+++ ENTRIES PROVIDED +++

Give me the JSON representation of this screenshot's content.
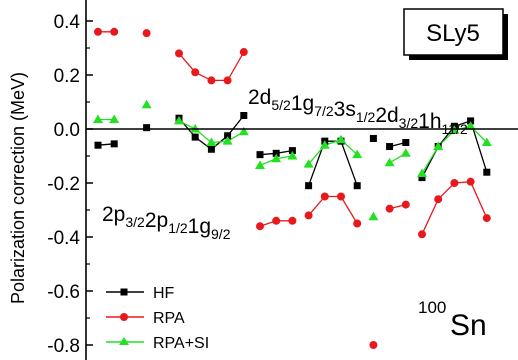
{
  "chart_data": {
    "type": "line",
    "ylabel": "Polarization correction (MeV)",
    "xlabel": "",
    "ylim": [
      -0.85,
      0.4
    ],
    "y_ticks": [
      0.4,
      0.2,
      0.0,
      -0.2,
      -0.4,
      -0.6,
      -0.8
    ],
    "y_tick_labels": [
      "0.4",
      "0.2",
      "0.0",
      "-0.2",
      "-0.4",
      "-0.6",
      "-0.8"
    ],
    "x_axis_shown": false,
    "zero_line": true,
    "legend": {
      "position": "bottom-left",
      "entries": [
        "HF",
        "RPA",
        "RPA+SI"
      ]
    },
    "tag": "SLy5",
    "nucleus": {
      "mass_number": "100",
      "symbol": "Sn"
    },
    "annotations": [
      {
        "id": "lower",
        "parts": [
          {
            "t": "2p",
            "sub": "3/2"
          },
          {
            "t": "2p",
            "sub": "1/2"
          },
          {
            "t": "1g",
            "sub": "9/2"
          }
        ]
      },
      {
        "id": "upper",
        "parts": [
          {
            "t": "2d",
            "sub": "5/2"
          },
          {
            "t": "1g",
            "sub": "7/2"
          },
          {
            "t": "3s",
            "sub": "1/2"
          },
          {
            "t": "2d",
            "sub": "3/2"
          },
          {
            "t": "1h",
            "sub": "11/2"
          }
        ]
      }
    ],
    "series": [
      {
        "name": "HF",
        "color": "#000000",
        "marker": "square",
        "points": [
          [
            1,
            -0.06
          ],
          [
            2,
            -0.055
          ],
          [
            4,
            0.005
          ],
          [
            6,
            0.04
          ],
          [
            7,
            -0.03
          ],
          [
            8,
            -0.075
          ],
          [
            9,
            -0.025
          ],
          [
            10,
            0.05
          ],
          [
            11,
            -0.095
          ],
          [
            12,
            -0.09
          ],
          [
            13,
            -0.08
          ],
          [
            14,
            -0.21
          ],
          [
            15,
            -0.045
          ],
          [
            16,
            -0.045
          ],
          [
            17,
            -0.21
          ],
          [
            18,
            -0.035
          ],
          [
            19,
            -0.065
          ],
          [
            20,
            -0.05
          ],
          [
            21,
            -0.18
          ],
          [
            22,
            -0.065
          ],
          [
            23,
            0.01
          ],
          [
            24,
            0.03
          ],
          [
            25,
            -0.16
          ]
        ],
        "segments": [
          [
            1,
            2
          ],
          [
            6,
            7,
            8,
            9,
            10
          ],
          [
            11,
            12,
            13
          ],
          [
            14,
            15,
            16,
            17
          ],
          [
            19,
            20
          ],
          [
            21,
            22,
            23,
            24,
            25
          ]
        ]
      },
      {
        "name": "RPA",
        "color": "#e8191c",
        "marker": "circle",
        "points": [
          [
            1,
            0.36
          ],
          [
            2,
            0.36
          ],
          [
            4,
            0.355
          ],
          [
            6,
            0.28
          ],
          [
            7,
            0.21
          ],
          [
            8,
            0.18
          ],
          [
            9,
            0.18
          ],
          [
            10,
            0.285
          ],
          [
            11,
            -0.36
          ],
          [
            12,
            -0.34
          ],
          [
            13,
            -0.34
          ],
          [
            14,
            -0.32
          ],
          [
            15,
            -0.25
          ],
          [
            16,
            -0.25
          ],
          [
            17,
            -0.35
          ],
          [
            18,
            -0.8
          ],
          [
            19,
            -0.295
          ],
          [
            20,
            -0.28
          ],
          [
            21,
            -0.39
          ],
          [
            22,
            -0.26
          ],
          [
            23,
            -0.2
          ],
          [
            24,
            -0.195
          ],
          [
            25,
            -0.33
          ]
        ],
        "segments": [
          [
            1,
            2
          ],
          [
            6,
            7,
            8,
            9,
            10
          ],
          [
            11,
            12,
            13
          ],
          [
            14,
            15,
            16,
            17
          ],
          [
            19,
            20
          ],
          [
            21,
            22,
            23,
            24,
            25
          ]
        ]
      },
      {
        "name": "RPA+SI",
        "color": "#22e022",
        "marker": "triangle",
        "points": [
          [
            1,
            0.035
          ],
          [
            2,
            0.035
          ],
          [
            4,
            0.09
          ],
          [
            6,
            0.03
          ],
          [
            7,
            0.0
          ],
          [
            8,
            -0.05
          ],
          [
            9,
            -0.045
          ],
          [
            10,
            -0.01
          ],
          [
            11,
            -0.135
          ],
          [
            12,
            -0.11
          ],
          [
            13,
            -0.1
          ],
          [
            14,
            -0.13
          ],
          [
            15,
            -0.06
          ],
          [
            16,
            -0.04
          ],
          [
            17,
            -0.095
          ],
          [
            18,
            -0.325
          ],
          [
            19,
            -0.125
          ],
          [
            20,
            -0.09
          ],
          [
            21,
            -0.165
          ],
          [
            22,
            -0.065
          ],
          [
            23,
            -0.005
          ],
          [
            24,
            0.01
          ],
          [
            25,
            -0.05
          ]
        ],
        "segments": [
          [
            1,
            2
          ],
          [
            6,
            7,
            8,
            9,
            10
          ],
          [
            11,
            12,
            13
          ],
          [
            14,
            15,
            16,
            17
          ],
          [
            19,
            20
          ],
          [
            21,
            22,
            23,
            24,
            25
          ]
        ]
      }
    ]
  }
}
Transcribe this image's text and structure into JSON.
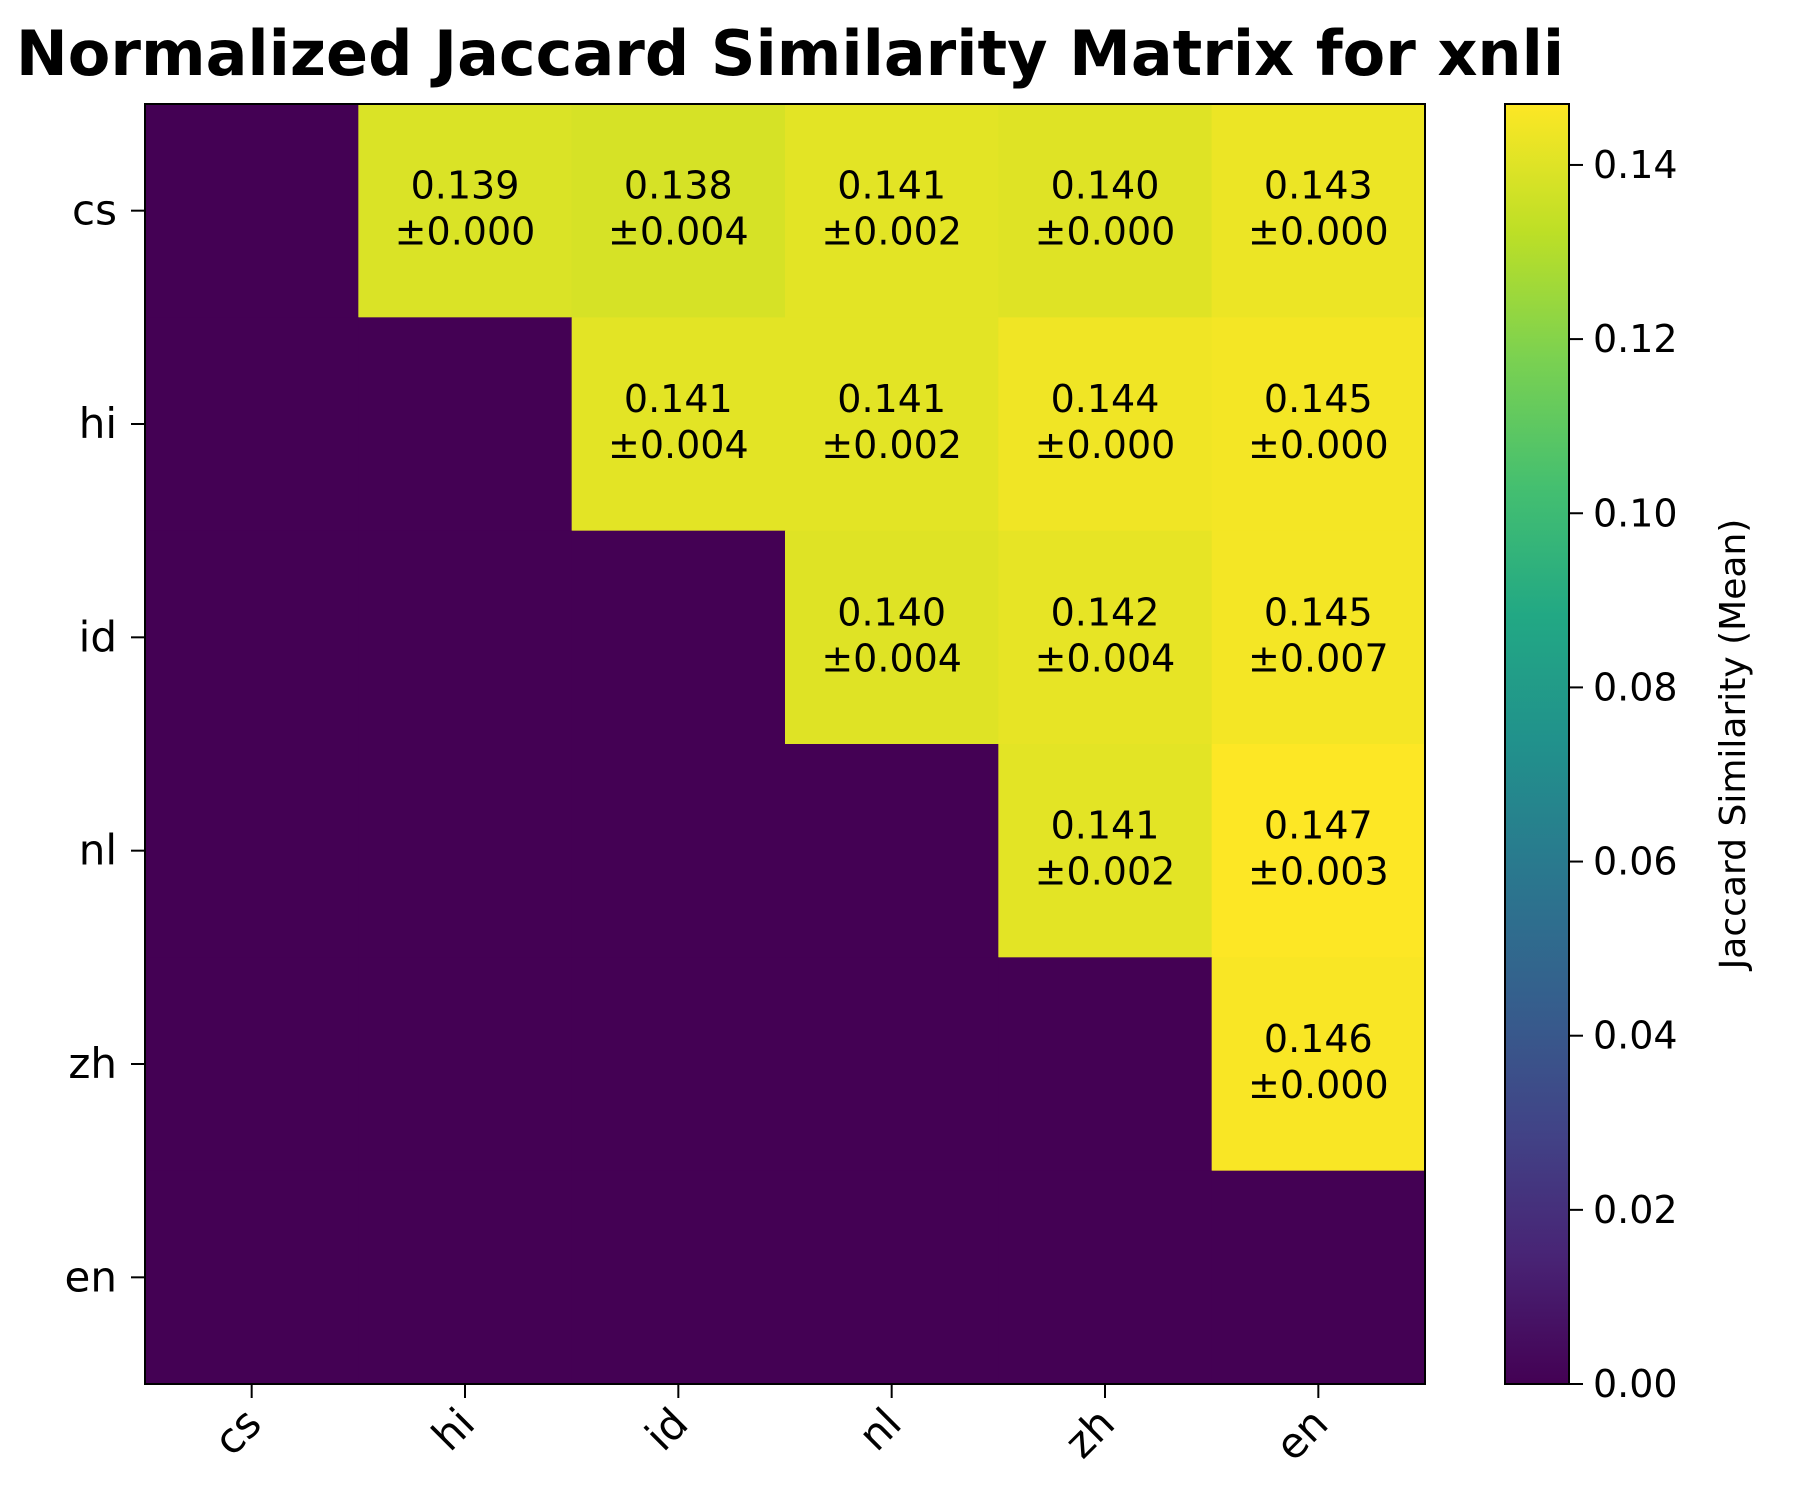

+++

Output the entries above exactly, without their pictures.

Give me the JSON representation of this screenshot's content.
{
  "chart_data": {
    "type": "line",
    "ylabel": "Polarization correction (MeV)",
    "xlabel": "",
    "ylim": [
      -0.85,
      0.4
    ],
    "y_ticks": [
      0.4,
      0.2,
      0.0,
      -0.2,
      -0.4,
      -0.6,
      -0.8
    ],
    "y_tick_labels": [
      "0.4",
      "0.2",
      "0.0",
      "-0.2",
      "-0.4",
      "-0.6",
      "-0.8"
    ],
    "x_axis_shown": false,
    "zero_line": true,
    "legend": {
      "position": "bottom-left",
      "entries": [
        "HF",
        "RPA",
        "RPA+SI"
      ]
    },
    "tag": "SLy5",
    "nucleus": {
      "mass_number": "100",
      "symbol": "Sn"
    },
    "annotations": [
      {
        "id": "lower",
        "parts": [
          {
            "t": "2p",
            "sub": "3/2"
          },
          {
            "t": "2p",
            "sub": "1/2"
          },
          {
            "t": "1g",
            "sub": "9/2"
          }
        ]
      },
      {
        "id": "upper",
        "parts": [
          {
            "t": "2d",
            "sub": "5/2"
          },
          {
            "t": "1g",
            "sub": "7/2"
          },
          {
            "t": "3s",
            "sub": "1/2"
          },
          {
            "t": "2d",
            "sub": "3/2"
          },
          {
            "t": "1h",
            "sub": "11/2"
          }
        ]
      }
    ],
    "series": [
      {
        "name": "HF",
        "color": "#000000",
        "marker": "square",
        "points": [
          [
            1,
            -0.06
          ],
          [
            2,
            -0.055
          ],
          [
            4,
            0.005
          ],
          [
            6,
            0.04
          ],
          [
            7,
            -0.03
          ],
          [
            8,
            -0.075
          ],
          [
            9,
            -0.025
          ],
          [
            10,
            0.05
          ],
          [
            11,
            -0.095
          ],
          [
            12,
            -0.09
          ],
          [
            13,
            -0.08
          ],
          [
            14,
            -0.21
          ],
          [
            15,
            -0.045
          ],
          [
            16,
            -0.045
          ],
          [
            17,
            -0.21
          ],
          [
            18,
            -0.035
          ],
          [
            19,
            -0.065
          ],
          [
            20,
            -0.05
          ],
          [
            21,
            -0.18
          ],
          [
            22,
            -0.065
          ],
          [
            23,
            0.01
          ],
          [
            24,
            0.03
          ],
          [
            25,
            -0.16
          ]
        ],
        "segments": [
          [
            1,
            2
          ],
          [
            6,
            7,
            8,
            9,
            10
          ],
          [
            11,
            12,
            13
          ],
          [
            14,
            15,
            16,
            17
          ],
          [
            19,
            20
          ],
          [
            21,
            22,
            23,
            24,
            25
          ]
        ]
      },
      {
        "name": "RPA",
        "color": "#e8191c",
        "marker": "circle",
        "points": [
          [
            1,
            0.36
          ],
          [
            2,
            0.36
          ],
          [
            4,
            0.355
          ],
          [
            6,
            0.28
          ],
          [
            7,
            0.21
          ],
          [
            8,
            0.18
          ],
          [
            9,
            0.18
          ],
          [
            10,
            0.285
          ],
          [
            11,
            -0.36
          ],
          [
            12,
            -0.34
          ],
          [
            13,
            -0.34
          ],
          [
            14,
            -0.32
          ],
          [
            15,
            -0.25
          ],
          [
            16,
            -0.25
          ],
          [
            17,
            -0.35
          ],
          [
            18,
            -0.8
          ],
          [
            19,
            -0.295
          ],
          [
            20,
            -0.28
          ],
          [
            21,
            -0.39
          ],
          [
            22,
            -0.26
          ],
          [
            23,
            -0.2
          ],
          [
            24,
            -0.195
          ],
          [
            25,
            -0.33
          ]
        ],
        "segments": [
          [
            1,
            2
          ],
          [
            6,
            7,
            8,
            9,
            10
          ],
          [
            11,
            12,
            13
          ],
          [
            14,
            15,
            16,
            17
          ],
          [
            19,
            20
          ],
          [
            21,
            22,
            23,
            24,
            25
          ]
        ]
      },
      {
        "name": "RPA+SI",
        "color": "#22e022",
        "marker": "triangle",
        "points": [
          [
            1,
            0.035
          ],
          [
            2,
            0.035
          ],
          [
            4,
            0.09
          ],
          [
            6,
            0.03
          ],
          [
            7,
            0.0
          ],
          [
            8,
            -0.05
          ],
          [
            9,
            -0.045
          ],
          [
            10,
            -0.01
          ],
          [
            11,
            -0.135
          ],
          [
            12,
            -0.11
          ],
          [
            13,
            -0.1
          ],
          [
            14,
            -0.13
          ],
          [
            15,
            -0.06
          ],
          [
            16,
            -0.04
          ],
          [
            17,
            -0.095
          ],
          [
            18,
            -0.325
          ],
          [
            19,
            -0.125
          ],
          [
            20,
            -0.09
          ],
          [
            21,
            -0.165
          ],
          [
            22,
            -0.065
          ],
          [
            23,
            -0.005
          ],
          [
            24,
            0.01
          ],
          [
            25,
            -0.05
          ]
        ],
        "segments": [
          [
            1,
            2
          ],
          [
            6,
            7,
            8,
            9,
            10
          ],
          [
            11,
            12,
            13
          ],
          [
            14,
            15,
            16,
            17
          ],
          [
            19,
            20
          ],
          [
            21,
            22,
            23,
            24,
            25
          ]
        ]
      }
    ]
  }
}
Transcribe this image's text and structure into JSON.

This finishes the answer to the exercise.